• PROBLEM STATEMENT:
Keep only the lines that hold the string "structured", filtering out the rest of the entries below.

(Extracted data entries)
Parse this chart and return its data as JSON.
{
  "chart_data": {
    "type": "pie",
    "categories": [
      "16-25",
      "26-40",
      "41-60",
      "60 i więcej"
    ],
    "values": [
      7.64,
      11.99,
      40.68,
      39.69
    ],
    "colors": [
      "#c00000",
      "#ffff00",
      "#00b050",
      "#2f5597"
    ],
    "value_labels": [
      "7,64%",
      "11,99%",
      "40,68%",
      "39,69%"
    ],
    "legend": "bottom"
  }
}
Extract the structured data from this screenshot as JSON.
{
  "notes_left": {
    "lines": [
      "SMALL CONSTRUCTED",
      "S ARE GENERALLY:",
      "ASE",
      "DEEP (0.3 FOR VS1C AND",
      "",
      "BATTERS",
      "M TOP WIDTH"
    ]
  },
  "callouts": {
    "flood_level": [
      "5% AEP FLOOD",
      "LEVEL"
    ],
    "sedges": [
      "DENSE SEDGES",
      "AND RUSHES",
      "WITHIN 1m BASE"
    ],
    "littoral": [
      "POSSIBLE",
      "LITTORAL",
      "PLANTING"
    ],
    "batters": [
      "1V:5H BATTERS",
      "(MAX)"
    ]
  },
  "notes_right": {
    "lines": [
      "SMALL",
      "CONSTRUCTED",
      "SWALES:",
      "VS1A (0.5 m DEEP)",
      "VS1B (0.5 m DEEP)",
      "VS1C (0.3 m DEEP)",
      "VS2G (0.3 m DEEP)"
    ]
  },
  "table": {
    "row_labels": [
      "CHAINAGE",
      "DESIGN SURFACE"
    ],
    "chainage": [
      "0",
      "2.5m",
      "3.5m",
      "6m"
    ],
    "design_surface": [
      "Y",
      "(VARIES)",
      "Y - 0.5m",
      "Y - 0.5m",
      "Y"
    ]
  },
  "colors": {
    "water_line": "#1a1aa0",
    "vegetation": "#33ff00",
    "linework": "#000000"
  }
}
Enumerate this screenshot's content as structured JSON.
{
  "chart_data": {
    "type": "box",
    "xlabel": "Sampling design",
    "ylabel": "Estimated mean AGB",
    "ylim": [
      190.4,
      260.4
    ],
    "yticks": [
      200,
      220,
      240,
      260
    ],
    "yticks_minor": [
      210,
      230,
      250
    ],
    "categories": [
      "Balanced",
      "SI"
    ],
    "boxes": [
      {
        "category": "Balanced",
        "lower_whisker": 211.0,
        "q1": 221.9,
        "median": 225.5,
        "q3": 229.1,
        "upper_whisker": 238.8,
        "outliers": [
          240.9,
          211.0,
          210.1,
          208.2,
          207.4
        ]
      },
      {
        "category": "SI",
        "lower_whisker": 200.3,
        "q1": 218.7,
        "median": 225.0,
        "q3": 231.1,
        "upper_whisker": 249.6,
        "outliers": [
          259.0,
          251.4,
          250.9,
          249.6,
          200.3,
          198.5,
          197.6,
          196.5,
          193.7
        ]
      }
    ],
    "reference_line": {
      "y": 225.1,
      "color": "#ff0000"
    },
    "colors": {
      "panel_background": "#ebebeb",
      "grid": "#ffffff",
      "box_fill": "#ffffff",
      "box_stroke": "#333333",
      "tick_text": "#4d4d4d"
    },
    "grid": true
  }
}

• RESULT:
Extract the structured data from this screenshot as JSON.
Enumerate this screenshot's content as structured JSON.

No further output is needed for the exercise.